Palo Alto High School students rehearse for Paly Theatre’s newest act, “Little Women: The Broadway Musical”. According to senior Eloise Dumas, the assistant director of the musical, despite the short rehearsal time of only four weeks, the cast and crew are feeling confident and ready to finish out their last two shows. “Since the rehearsal process was so short, we didn’t have a ton of time to run things multiple times, but now that it’s the last two shows,” Dumas said. “I think everyone’s feeling the most confident they’ve been throughout the entire process. I think everyone’s really going to give their all for closing weekend. Last weekend’s shows were super well received, so I think the cast and crew have been picking up on that energy and creating stronger shows each day.” (Photo: Kristine Lin)

Broadway enthusiasts do not want to miss Palo Alto High School’s latest play, “Little Women: The Broadway Musical,” a musical based on the book “Little Women” by Louisa May Alcott, which vividly brings to life the March sisters’ journey through love, ambition, and societal challenges during the Civil War era.

Opening last weekend at the Performing Arts Center, “Little Women: The Broadway musical,” directed by theater and voice teacher Sarah Thermond as well as assistant director and senior Eloise Dumas, sold out on both the opening night and following evening. The musical, which details the story of the four March sisters—Jo, Meg, Beth and Amy, conveys the challenges of womanhood and the pursuit of individual identity. 

The musical starts with Jo, played by Annalise Klenow, an ambitious and curious person who enjoys writing stories and aspires to be an author, trying to sell her stories in New York.

Then, the scene quickly flashes back to the past in Concord, Massachusetts, where the opening song, “An Operatic Tragedy,” highlights Jo’s storytelling passion. The song sets the tone for the entire play and emphasizes her drive and ambition.

Beth — played by senior Zoe Hayward — is one of the two middle children and a kind girl who deeply appreciates her family. Everyone adores her and unites around her to take care of her when times are rough.

Amy — portrayed by sophomore Aashi Agarwal — is the youngest in the family and cares about appearances, social status and material goods. She hopes to become a famous artist but is occasionally short-tempered.

Meg — depicted by senior Sierra Rock — is the eldest of the March sisters and often acts as a motherly figure to her younger siblings. While she dreams of luxury and higher social standing, her true desire lies in leading a simple domestic life.  This story revolving around the four girls effectively conveys the essence of family dynamics, demonstrating the trials and tribulations of growing up during challenging times and the balance between personal ambition and family loyalty.

According to Dumas, directing the musical with Thermond was a collaborative experience.

“I’ve directed one act before, but never a mainstage, so this was my first time working with Ms. Thermond,” Dumas said. “What I really like about Ms. Thermond’s directing style is that she allows space for goofiness and jokes, but never allows for rehearsal to get so off track that it wastes people’s time. That really allows for maximum efficiency, but also a great vibe among everyone involved in the show, which I think is super important.”

Unlike previous musicals at Paly such as ‘Mamma Mia!’, “Little Women: The Broadway Musical” has a small cast of 12. According to senior Annalise Klenow, working with a small cast, made up mostly of people she knew, was rewarding. 

“It [working with a small cast] was definitely more personal,” Klenow said. “I really enjoyed the small cast size because I felt like then we could all bond very quickly.”

Sophomore Brendan Giang said the smaller cast and crew meant that each person needed to step up at rehearsals and put in their all.

● Given instruction 1
According to the article about Paly Theatre's "Little Women" musical, how many members are in its cast?

● Given information
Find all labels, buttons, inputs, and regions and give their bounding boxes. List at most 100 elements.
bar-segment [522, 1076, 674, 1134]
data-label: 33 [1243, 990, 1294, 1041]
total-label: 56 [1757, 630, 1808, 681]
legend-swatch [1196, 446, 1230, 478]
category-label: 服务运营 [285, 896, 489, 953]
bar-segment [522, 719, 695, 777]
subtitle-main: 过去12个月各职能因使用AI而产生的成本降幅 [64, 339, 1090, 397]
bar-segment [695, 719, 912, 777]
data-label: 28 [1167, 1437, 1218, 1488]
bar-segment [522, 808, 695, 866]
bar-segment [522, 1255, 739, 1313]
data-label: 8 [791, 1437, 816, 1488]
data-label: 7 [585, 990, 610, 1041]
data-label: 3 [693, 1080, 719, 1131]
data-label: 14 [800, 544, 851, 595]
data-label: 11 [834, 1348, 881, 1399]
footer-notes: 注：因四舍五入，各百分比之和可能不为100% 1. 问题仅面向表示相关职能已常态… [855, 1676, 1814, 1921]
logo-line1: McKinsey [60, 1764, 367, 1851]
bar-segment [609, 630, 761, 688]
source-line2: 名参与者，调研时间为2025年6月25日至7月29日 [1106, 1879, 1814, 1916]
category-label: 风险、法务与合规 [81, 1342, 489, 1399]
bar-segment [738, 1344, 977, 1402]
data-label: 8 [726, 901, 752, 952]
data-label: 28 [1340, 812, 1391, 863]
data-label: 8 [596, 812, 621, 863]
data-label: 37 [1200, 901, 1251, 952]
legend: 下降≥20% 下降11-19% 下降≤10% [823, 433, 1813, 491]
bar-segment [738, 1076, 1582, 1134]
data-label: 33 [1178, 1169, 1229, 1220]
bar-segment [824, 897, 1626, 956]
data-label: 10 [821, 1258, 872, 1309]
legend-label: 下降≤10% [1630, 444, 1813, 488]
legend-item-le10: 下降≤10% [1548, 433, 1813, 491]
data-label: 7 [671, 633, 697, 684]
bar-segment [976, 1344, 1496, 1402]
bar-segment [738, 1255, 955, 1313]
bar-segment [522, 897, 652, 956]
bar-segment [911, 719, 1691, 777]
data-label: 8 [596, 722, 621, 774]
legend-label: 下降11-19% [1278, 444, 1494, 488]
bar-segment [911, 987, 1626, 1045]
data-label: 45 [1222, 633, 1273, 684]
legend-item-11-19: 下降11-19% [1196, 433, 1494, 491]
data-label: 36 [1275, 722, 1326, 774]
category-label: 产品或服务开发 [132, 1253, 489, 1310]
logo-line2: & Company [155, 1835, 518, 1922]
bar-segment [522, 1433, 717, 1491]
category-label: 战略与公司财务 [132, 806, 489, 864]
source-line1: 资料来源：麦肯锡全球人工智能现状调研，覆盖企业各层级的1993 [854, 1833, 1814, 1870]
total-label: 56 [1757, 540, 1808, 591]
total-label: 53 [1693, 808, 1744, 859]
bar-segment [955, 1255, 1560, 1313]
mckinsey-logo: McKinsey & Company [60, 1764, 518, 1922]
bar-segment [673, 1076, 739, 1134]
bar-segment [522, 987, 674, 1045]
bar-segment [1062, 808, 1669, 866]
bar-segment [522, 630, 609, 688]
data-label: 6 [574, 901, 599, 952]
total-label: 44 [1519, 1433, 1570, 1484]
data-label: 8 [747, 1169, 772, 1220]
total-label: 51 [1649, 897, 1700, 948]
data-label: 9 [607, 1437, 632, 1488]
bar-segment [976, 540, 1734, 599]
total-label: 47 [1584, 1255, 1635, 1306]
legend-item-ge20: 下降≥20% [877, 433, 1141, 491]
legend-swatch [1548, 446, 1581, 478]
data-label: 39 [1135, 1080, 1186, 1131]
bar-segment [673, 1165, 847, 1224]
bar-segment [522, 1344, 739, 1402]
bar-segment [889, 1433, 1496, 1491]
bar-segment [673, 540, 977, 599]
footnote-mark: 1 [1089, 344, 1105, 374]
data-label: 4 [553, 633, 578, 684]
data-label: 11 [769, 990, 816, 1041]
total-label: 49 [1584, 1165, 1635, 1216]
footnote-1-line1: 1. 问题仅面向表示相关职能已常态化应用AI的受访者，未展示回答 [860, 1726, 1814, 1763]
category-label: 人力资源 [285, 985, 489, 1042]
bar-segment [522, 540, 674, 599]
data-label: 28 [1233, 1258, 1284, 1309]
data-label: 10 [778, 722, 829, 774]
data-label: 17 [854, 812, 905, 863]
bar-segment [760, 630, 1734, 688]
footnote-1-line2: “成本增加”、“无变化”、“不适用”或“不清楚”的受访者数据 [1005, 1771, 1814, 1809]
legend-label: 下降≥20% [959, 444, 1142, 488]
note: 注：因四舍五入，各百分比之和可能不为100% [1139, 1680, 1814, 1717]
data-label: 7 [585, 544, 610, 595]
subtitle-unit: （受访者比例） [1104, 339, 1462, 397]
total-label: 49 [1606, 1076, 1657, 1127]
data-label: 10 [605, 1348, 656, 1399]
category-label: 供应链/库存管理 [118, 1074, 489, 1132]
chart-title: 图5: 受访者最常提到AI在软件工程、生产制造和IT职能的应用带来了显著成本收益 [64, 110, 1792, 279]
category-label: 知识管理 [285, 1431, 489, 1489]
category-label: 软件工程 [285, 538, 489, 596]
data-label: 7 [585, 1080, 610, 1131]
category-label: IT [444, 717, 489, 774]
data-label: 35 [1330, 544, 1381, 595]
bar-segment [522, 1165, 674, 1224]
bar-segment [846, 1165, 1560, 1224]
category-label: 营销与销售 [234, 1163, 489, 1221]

● Given instruction 2
In the listing, from its first line through the line with "data-label: 11 [834, 1348, 881, 1399]", rename "bar-segment" to "bar-block" and change nothing else. Output only those lines.

● Solution 1
12

● Solution 2
Find all labels, buttons, inputs, and regions and give their bounding boxes. List at most 100 elements.
bar-block [522, 1076, 674, 1134]
data-label: 33 [1243, 990, 1294, 1041]
total-label: 56 [1757, 630, 1808, 681]
legend-swatch [1196, 446, 1230, 478]
category-label: 服务运营 [285, 896, 489, 953]
bar-block [522, 719, 695, 777]
subtitle-main: 过去12个月各职能因使用AI而产生的成本降幅 [64, 339, 1090, 397]
bar-block [695, 719, 912, 777]
data-label: 28 [1167, 1437, 1218, 1488]
bar-block [522, 808, 695, 866]
bar-block [522, 1255, 739, 1313]
data-label: 8 [791, 1437, 816, 1488]
data-label: 7 [585, 990, 610, 1041]
data-label: 3 [693, 1080, 719, 1131]
data-label: 14 [800, 544, 851, 595]
data-label: 11 [834, 1348, 881, 1399]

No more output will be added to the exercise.